◆ SHORT EXERCISE ◆
Each entry in the listing below should be restated word for word.

━━ GIVEN ENTRIES

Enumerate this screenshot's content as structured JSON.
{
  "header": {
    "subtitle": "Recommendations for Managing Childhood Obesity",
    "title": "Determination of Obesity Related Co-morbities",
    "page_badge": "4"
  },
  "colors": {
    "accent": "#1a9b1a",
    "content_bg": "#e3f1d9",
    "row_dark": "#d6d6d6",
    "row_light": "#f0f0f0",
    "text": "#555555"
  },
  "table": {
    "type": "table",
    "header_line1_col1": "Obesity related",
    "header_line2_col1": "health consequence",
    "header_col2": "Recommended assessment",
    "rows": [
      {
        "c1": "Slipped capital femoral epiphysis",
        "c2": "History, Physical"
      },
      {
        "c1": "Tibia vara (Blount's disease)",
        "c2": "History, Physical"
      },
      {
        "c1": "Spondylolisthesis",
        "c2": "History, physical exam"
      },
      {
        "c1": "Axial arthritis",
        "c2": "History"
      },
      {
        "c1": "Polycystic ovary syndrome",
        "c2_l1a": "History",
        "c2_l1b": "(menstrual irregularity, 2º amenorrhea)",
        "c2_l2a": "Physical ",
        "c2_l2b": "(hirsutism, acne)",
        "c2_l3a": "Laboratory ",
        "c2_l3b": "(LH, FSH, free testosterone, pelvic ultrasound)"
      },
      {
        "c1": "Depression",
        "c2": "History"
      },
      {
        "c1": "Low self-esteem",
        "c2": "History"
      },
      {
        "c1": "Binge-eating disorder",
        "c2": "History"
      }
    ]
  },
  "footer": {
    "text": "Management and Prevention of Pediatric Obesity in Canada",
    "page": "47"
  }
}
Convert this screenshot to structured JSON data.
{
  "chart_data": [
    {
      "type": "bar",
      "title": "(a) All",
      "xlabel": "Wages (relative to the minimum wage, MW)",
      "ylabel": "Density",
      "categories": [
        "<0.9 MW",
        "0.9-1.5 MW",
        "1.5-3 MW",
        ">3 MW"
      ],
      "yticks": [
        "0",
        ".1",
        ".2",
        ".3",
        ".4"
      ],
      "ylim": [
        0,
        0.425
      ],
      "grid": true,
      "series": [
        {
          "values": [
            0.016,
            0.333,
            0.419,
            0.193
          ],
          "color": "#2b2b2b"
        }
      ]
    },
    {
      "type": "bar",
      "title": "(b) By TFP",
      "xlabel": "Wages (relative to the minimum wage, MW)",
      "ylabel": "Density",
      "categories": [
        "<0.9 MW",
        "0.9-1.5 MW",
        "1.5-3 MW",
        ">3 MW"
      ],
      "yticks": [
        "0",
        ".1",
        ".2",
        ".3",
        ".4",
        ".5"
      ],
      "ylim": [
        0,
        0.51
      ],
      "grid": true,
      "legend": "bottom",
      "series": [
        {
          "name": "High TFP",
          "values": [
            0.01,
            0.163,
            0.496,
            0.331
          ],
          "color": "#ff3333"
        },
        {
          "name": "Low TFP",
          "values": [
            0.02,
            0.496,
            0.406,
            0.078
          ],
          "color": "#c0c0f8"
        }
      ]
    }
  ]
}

━━━━

◆ SOLVED EXERCISE ◆
Enumerate this screenshot's content as structured JSON.
{
  "header": {
    "subtitle": "Recommendations for Managing Childhood Obesity",
    "title": "Determination of Obesity Related Co-morbities",
    "page_badge": "4"
  },
  "colors": {
    "accent": "#1a9b1a",
    "content_bg": "#e3f1d9",
    "row_dark": "#d6d6d6",
    "row_light": "#f0f0f0",
    "text": "#555555"
  },
  "table": {
    "type": "table",
    "header_line1_col1": "Obesity related",
    "header_line2_col1": "health consequence",
    "header_col2": "Recommended assessment",
    "rows": [
      {
        "c1": "Slipped capital femoral epiphysis",
        "c2": "History, Physical"
      },
      {
        "c1": "Tibia vara (Blount's disease)",
        "c2": "History, Physical"
      },
      {
        "c1": "Spondylolisthesis",
        "c2": "History, physical exam"
      },
      {
        "c1": "Axial arthritis",
        "c2": "History"
      },
      {
        "c1": "Polycystic ovary syndrome",
        "c2_l1a": "History",
        "c2_l1b": "(menstrual irregularity, 2º amenorrhea)",
        "c2_l2a": "Physical ",
        "c2_l2b": "(hirsutism, acne)",
        "c2_l3a": "Laboratory ",
        "c2_l3b": "(LH, FSH, free testosterone, pelvic ultrasound)"
      },
      {
        "c1": "Depression",
        "c2": "History"
      },
      {
        "c1": "Low self-esteem",
        "c2": "History"
      },
      {
        "c1": "Binge-eating disorder",
        "c2": "History"
      }
    ]
  },
  "footer": {
    "text": "Management and Prevention of Pediatric Obesity in Canada",
    "page": "47"
  }
}
Convert this screenshot to structured JSON data.
{
  "chart_data": [
    {
      "type": "bar",
      "title": "(a) All",
      "xlabel": "Wages (relative to the minimum wage, MW)",
      "ylabel": "Density",
      "categories": [
        "<0.9 MW",
        "0.9-1.5 MW",
        "1.5-3 MW",
        ">3 MW"
      ],
      "yticks": [
        "0",
        ".1",
        ".2",
        ".3",
        ".4"
      ],
      "ylim": [
        0,
        0.425
      ],
      "grid": true,
      "series": [
        {
          "values": [
            0.016,
            0.333,
            0.419,
            0.193
          ],
          "color": "#2b2b2b"
        }
      ]
    },
    {
      "type": "bar",
      "title": "(b) By TFP",
      "xlabel": "Wages (relative to the minimum wage, MW)",
      "ylabel": "Density",
      "categories": [
        "<0.9 MW",
        "0.9-1.5 MW",
        "1.5-3 MW",
        ">3 MW"
      ],
      "yticks": [
        "0",
        ".1",
        ".2",
        ".3",
        ".4",
        ".5"
      ],
      "ylim": [
        0,
        0.51
      ],
      "grid": true,
      "legend": "bottom",
      "series": [
        {
          "name": "High TFP",
          "values": [
            0.01,
            0.163,
            0.496,
            0.331
          ],
          "color": "#ff3333"
        },
        {
          "name": "Low TFP",
          "values": [
            0.02,
            0.496,
            0.406,
            0.078
          ],
          "color": "#c0c0f8"
        }
      ]
    }
  ]
}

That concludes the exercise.